* [Description of the task] Gather every line from the entries below that includes "平方厘米".

* [Material to process]
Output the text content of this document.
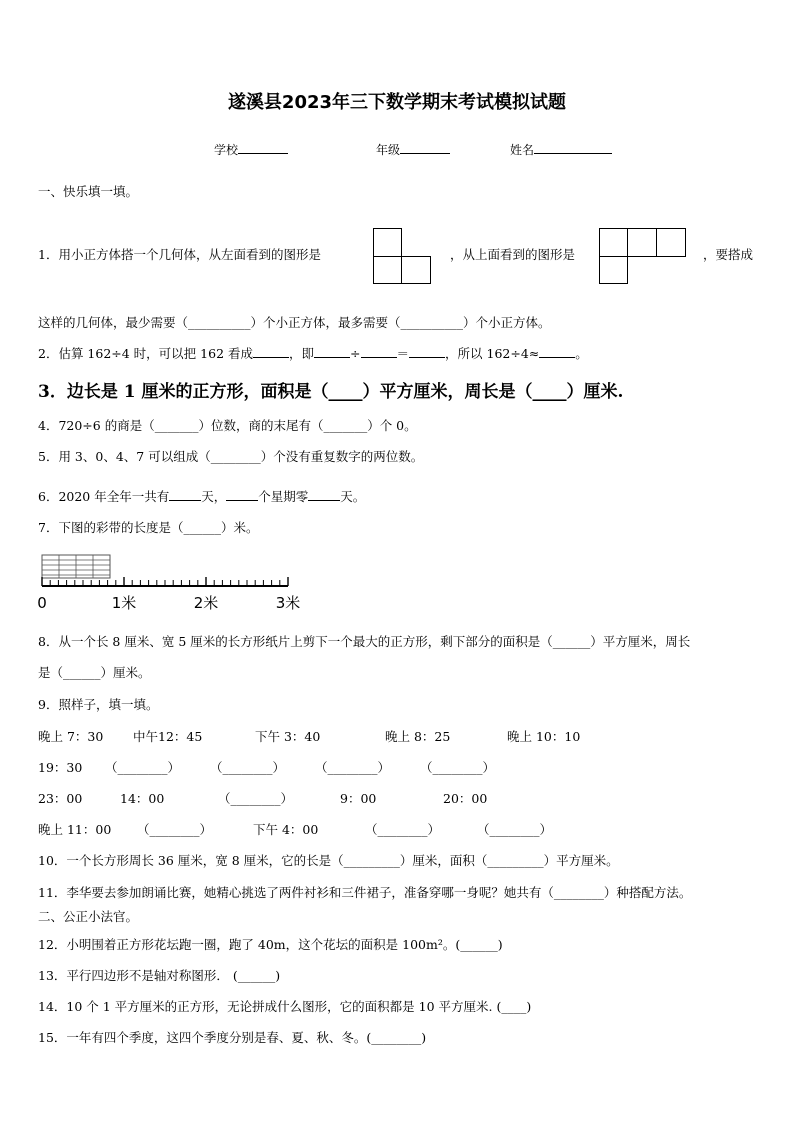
遂溪县2023年三下数学期末考试模拟试题
学校	年级	姓名
一、快乐填一填。
1．用小正方体搭一个几何体，从左面看到的图形是	，从上面看到的图形是	，要搭成
这样的几何体，最少需要（__________）个小正方体，最多需要（__________）个小正方体。
2．估算 162÷4 时，可以把 162 看成	，即	÷	＝	，所以 162÷4≈	。
3．边长是 1 厘米的正方形，面积是（____）平方厘米，周长是（____）厘米.
4．720÷6 的商是（_______）位数，商的末尾有（_______）个 0。
5．用 3、0、4、7 可以组成（________）个没有重复数字的两位数。
6．2020 年全年一共有	天，	个星期零	天。
7．下图的彩带的长度是（______）米。
0	1米	2米	3米
8．从一个长 8 厘米、宽 5 厘米的长方形纸片上剪下一个最大的正方形，剩下部分的面积是（______）平方厘米，周长
是（______）厘米。
9．照样子，填一填。
晚上 7：30 中午12：45	下午 3：40	晚上 8：25	晚上 10：10
19：30 （________） （________） （________） （________）
23：00	14：00	（________）	9：00	20：00
晚上 11：00 （________）	下午 4：00	（________）	（________）
10．一个长方形周长 36 厘米，宽 8 厘米，它的长是（_________）厘米，面积（_________）平方厘米。
11．李华要去参加朗诵比赛，她精心挑选了两件衬衫和三件裙子，准备穿哪一身呢？她共有（________）种搭配方法。
二、公正小法官。
12．小明围着正方形花坛跑一圈，跑了 40m，这个花坛的面积是 100m²。(______)
13．平行四边形不是轴对称图形． (______)
14．10 个 1 平方厘米的正方形，无论拼成什么图形，它的面积都是 10 平方厘米. (____)
15．一年有四个季度，这四个季度分别是春、夏、秋、冬。(________)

* [Result of this exercise]
3．边长是 1 厘米的正方形，面积是（____）平方厘米，周长是（____）厘米.
8．从一个长 8 厘米、宽 5 厘米的长方形纸片上剪下一个最大的正方形，剩下部分的面积是（______）平方厘米，周长
10．一个长方形周长 36 厘米，宽 8 厘米，它的长是（_________）厘米，面积（_________）平方厘米。
14．10 个 1 平方厘米的正方形，无论拼成什么图形，它的面积都是 10 平方厘米. (____)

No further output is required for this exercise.